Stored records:

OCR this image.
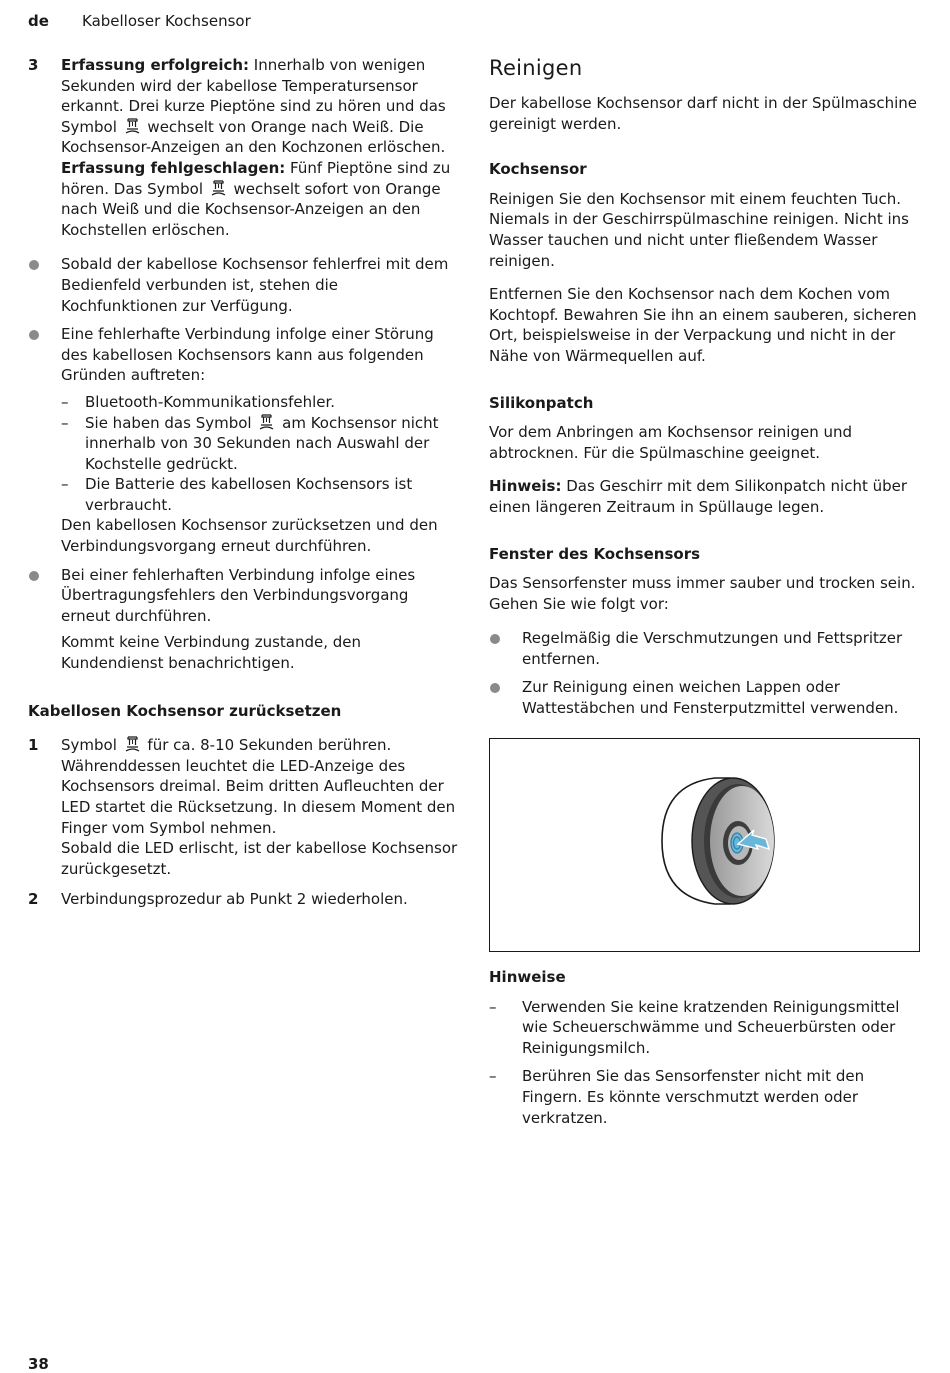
de Kabelloser Kochsensor
3 Erfassung erfolgreich: Innerhalb von wenigen Sekunden wird der kabellose Temperatursensor erkannt. Drei kurze Pieptöne sind zu hören und das Symbol  wechselt von Orange nach Weiß. Die Kochsensor-Anzeigen an den Kochzonen erlöschen.
Erfassung fehlgeschlagen: Fünf Pieptöne sind zu hören. Das Symbol  wechselt sofort von Orange nach Weiß und die Kochsensor-Anzeigen an den Kochstellen erlöschen.
Sobald der kabellose Kochsensor fehlerfrei mit dem Bedienfeld verbunden ist, stehen die Kochfunktionen zur Verfügung.
Eine fehlerhafte Verbindung infolge einer Störung des kabellosen Kochsensors kann aus folgenden Gründen auftreten:
– Bluetooth-Kommunikationsfehler.
– Sie haben das Symbol  am Kochsensor nicht innerhalb von 30 Sekunden nach Auswahl der Kochstelle gedrückt.
– Die Batterie des kabellosen Kochsensors ist verbraucht.
Den kabellosen Kochsensor zurücksetzen und den Verbindungsvorgang erneut durchführen.
Bei einer fehlerhaften Verbindung infolge eines Übertragungsfehlers den Verbindungsvorgang erneut durchführen.
Kommt keine Verbindung zustande, den Kundendienst benachrichtigen.
Kabellosen Kochsensor zurücksetzen
1 Symbol  für ca. 8-10 Sekunden berühren. Währenddessen leuchtet die LED-Anzeige des Kochsensors dreimal. Beim dritten Aufleuchten der LED startet die Rücksetzung. In diesem Moment den Finger vom Symbol nehmen.
Sobald die LED erlischt, ist der kabellose Kochsensor zurückgesetzt.
2 Verbindungsprozedur ab Punkt 2 wiederholen.
Reinigen

Der kabellose Kochsensor darf nicht in der Spülmaschine gereinigt werden.

Kochsensor

Reinigen Sie den Kochsensor mit einem feuchten Tuch. Niemals in der Geschirrspülmaschine reinigen. Nicht ins Wasser tauchen und nicht unter fließendem Wasser reinigen.

Entfernen Sie den Kochsensor nach dem Kochen vom Kochtopf. Bewahren Sie ihn an einem sauberen, sicheren Ort, beispielsweise in der Verpackung und nicht in der Nähe von Wärmequellen auf.

Silikonpatch

Vor dem Anbringen am Kochsensor reinigen und abtrocknen. Für die Spülmaschine geeignet.

Hinweis: Das Geschirr mit dem Silikonpatch nicht über einen längeren Zeitraum in Spüllauge legen.

Fenster des Kochsensors

Das Sensorfenster muss immer sauber und trocken sein. Gehen Sie wie folgt vor:

Regelmäßig die Verschmutzungen und Fettspritzer entfernen.
Zur Reinigung einen weichen Lappen oder Wattestäbchen und Fensterputzmittel verwenden.
Hinweise
– Verwenden Sie keine kratzenden Reinigungsmittel wie Scheuerschwämme und Scheuerbürsten oder Reinigungsmilch.
– Berühren Sie das Sensorfenster nicht mit den Fingern. Es könnte verschmutzt werden oder verkratzen.
38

▸ Given problem
Wherever "Sekunden" shows up in a line, copy that line.

▸ Correct output
3 Erfassung erfolgreich: Innerhalb von wenigen Sekunden wird der kabellose Temperatursensor erkannt. Drei kurze Pieptöne sind zu hören und das Symbol  wechselt von Orange nach Weiß. Die Kochsensor-Anzeigen an den Kochzonen erlöschen.
– Sie haben das Symbol  am Kochsensor nicht innerhalb von 30 Sekunden nach Auswahl der Kochstelle gedrückt.
1 Symbol  für ca. 8-10 Sekunden berühren. Währenddessen leuchtet die LED-Anzeige des Kochsensors dreimal. Beim dritten Aufleuchten der LED startet die Rücksetzung. In diesem Moment den Finger vom Symbol nehmen.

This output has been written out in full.